▶ **THE TASK**
Quote the passage of the article below on Singapore's architectural icons that opens with the words containing "Rather than scare" and closes with "Singapore Working Group.".

Architectural icons singapore

THE day that the silhouette of the Pearl Bank apartments disappeared from the Singapore skyline was a sad day for architecture and heritage buffs. Despite a spirited campaign to conserve the iconic 70’s era horseshoe-shaped building, it was reduced to a pile of rubble early this year to make way for One Pearl Bank – a 39-storey condominium that is expected to be completed by 2023.

But some consolation for conservationists came when another iconic landmark, Golden Mile Complex, might be saved from the wrecking ball when the Urban Redevelopment Authority announced earlier this month that it would be proposed for conservation given its historical and architectural significance. That means whoever redevelops the 47-year-old complex will have to retain the main building with its signature terraced facade.

Rather than scare off potential developers, the URA is offering a set of incentives. They include bonus floor area for an additional 30-storey tower to be built on the existing site; partial development charge waiver on the extra floor area; the option to top up the lease on the land to 99 years; and the flexibility to adapt the building to a mix of uses.

The move has earned the praise of associations such as The Singapore Heritage Society, International Council on Monuments and Sites Singapore, and the DoCoMoMo Singapore Working Group.

The group said in a joint statement that with these incentives in place and innovative design, “such projects can refresh and add value to aging buildings and the experience of the city itself”.

Architect Jonathan Poh, a member of the Singapore Heritage Society, says the unprecedented conservation proposal is a critical breakthrough in the way large modernist buildings are recognised in future. It will help to ensure that significant buildings from different periods of Singapore’s development are retained for future generations.

Ultimately, the key to successful conservation lies in adaptive reuse, adds Mr Poh, citing The Brunswick Centre and the Barbican in the UK as prime examples. “Both prove that the regeneration of large mid-20 th century modernist structures can be very successful.”

What ultimately happens to Golden Mile Complex is still up in the air and the URA has invited the public to share feedback until Nov 8. In the meantime, three design professionals share their own suggestions and experiences with adapting old buildings to the present day.

Jerome Ng
An alternative Golden Mile Complex

Designer Jerome Ng couldn’t be more pleased to hear about the proposal to conserve Golden Mile Complex. “Rethinking and turning away from the demolish-and-rebuild tabula rasa approach to urban development will spawn new ways of readapting and regenerating theold building,” says Mr Ng, who is also an architectural designer at RJ Crocker Consultants, amulti-disciplinary engineering consultancy firm.

He felt so strongly about the building that he even created an animated short film showing how the building could be redeveloped. Titled Metabolist Regeneration of a Dementia Nation, it even snagged him a Best of the Best Award at this year’s Red Dot Design Concept competition, where he was also a luminary nominee.

The Bartlett School of Architecture graduate’s personal connection to Golden Mile is his best pal, who used to live there when they were children. “We would explore the different areas in Golden Mile Complex and just hang out,” he says. “To me, looking out from the mid-level void deck area is one of the best memories I have of it.”

Since then, Mr Ng says he has always been “fascinated by the amazing structure and the way it’s designed”.

Architectural icons singapore
Golden Mile Complex reimagined

He adds, “Such buildings played a significant role in that moment of history which defined the architecture and building style of that time. They embody the ambition and aspiration of a newly independent nation.”

[Layout annotation data]
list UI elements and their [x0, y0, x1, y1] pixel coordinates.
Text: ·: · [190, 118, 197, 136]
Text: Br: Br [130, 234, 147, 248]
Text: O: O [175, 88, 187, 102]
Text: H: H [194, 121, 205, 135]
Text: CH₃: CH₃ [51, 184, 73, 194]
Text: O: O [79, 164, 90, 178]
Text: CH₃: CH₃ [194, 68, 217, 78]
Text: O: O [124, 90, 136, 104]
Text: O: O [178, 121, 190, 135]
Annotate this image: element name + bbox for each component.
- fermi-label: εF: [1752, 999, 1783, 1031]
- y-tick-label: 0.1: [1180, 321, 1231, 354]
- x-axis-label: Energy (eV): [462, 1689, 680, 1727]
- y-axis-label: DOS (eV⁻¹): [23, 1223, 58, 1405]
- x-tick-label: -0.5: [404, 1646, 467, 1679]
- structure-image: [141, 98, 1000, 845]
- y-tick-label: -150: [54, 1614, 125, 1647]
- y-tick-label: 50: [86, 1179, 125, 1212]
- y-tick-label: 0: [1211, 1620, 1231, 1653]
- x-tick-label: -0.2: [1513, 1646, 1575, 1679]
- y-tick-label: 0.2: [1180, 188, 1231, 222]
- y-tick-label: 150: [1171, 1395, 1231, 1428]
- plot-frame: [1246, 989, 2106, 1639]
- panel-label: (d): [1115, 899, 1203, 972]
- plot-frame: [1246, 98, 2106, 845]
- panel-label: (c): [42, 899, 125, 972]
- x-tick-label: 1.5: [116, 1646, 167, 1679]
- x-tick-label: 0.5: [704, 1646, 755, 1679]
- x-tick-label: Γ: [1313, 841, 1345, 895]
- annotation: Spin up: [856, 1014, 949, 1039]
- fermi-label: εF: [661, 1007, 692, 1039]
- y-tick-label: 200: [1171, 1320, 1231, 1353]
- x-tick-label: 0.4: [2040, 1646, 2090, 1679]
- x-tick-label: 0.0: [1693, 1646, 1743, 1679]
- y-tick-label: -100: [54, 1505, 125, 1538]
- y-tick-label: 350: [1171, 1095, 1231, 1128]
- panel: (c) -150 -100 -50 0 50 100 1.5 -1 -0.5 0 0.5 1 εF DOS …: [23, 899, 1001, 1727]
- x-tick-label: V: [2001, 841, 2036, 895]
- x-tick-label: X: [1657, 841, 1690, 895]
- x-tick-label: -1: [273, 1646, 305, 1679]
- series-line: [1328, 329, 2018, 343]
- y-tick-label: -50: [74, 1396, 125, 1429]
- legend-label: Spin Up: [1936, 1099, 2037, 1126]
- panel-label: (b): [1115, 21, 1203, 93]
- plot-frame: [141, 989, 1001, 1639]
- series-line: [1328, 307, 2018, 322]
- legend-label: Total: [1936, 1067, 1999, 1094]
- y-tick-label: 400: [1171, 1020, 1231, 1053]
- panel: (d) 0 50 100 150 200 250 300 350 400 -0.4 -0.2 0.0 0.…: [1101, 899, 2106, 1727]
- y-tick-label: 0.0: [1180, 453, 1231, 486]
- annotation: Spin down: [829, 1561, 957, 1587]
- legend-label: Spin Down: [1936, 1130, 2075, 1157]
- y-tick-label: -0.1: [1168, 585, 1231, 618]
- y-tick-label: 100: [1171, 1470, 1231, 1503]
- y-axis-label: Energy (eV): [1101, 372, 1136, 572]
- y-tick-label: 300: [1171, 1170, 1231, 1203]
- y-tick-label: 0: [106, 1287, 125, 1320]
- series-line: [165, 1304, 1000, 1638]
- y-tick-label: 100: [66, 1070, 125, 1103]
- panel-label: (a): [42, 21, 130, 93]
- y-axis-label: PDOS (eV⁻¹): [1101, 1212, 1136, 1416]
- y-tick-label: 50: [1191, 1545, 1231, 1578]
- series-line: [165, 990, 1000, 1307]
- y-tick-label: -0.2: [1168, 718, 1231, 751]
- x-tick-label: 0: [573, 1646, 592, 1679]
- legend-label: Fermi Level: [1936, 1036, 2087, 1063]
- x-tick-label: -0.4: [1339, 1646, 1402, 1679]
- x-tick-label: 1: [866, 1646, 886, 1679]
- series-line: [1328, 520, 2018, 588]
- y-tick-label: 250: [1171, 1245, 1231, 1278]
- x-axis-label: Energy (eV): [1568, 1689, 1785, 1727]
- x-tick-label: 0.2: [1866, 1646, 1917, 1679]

▶ **CORRECT RESPONSE**
Rather than scare off potential developers, the URA is offering a set of incentives. They include bonus floor area for an additional 30-storey tower to be built on the existing site; partial development charge waiver on the extra floor area; the option to top up the lease on the land to 99 years; and the flexibility to adapt the building to a mix of uses.

The move has earned the praise of associations such as The Singapore Heritage Society, International Council on Monuments and Sites Singapore, and the DoCoMoMo Singapore Working Group.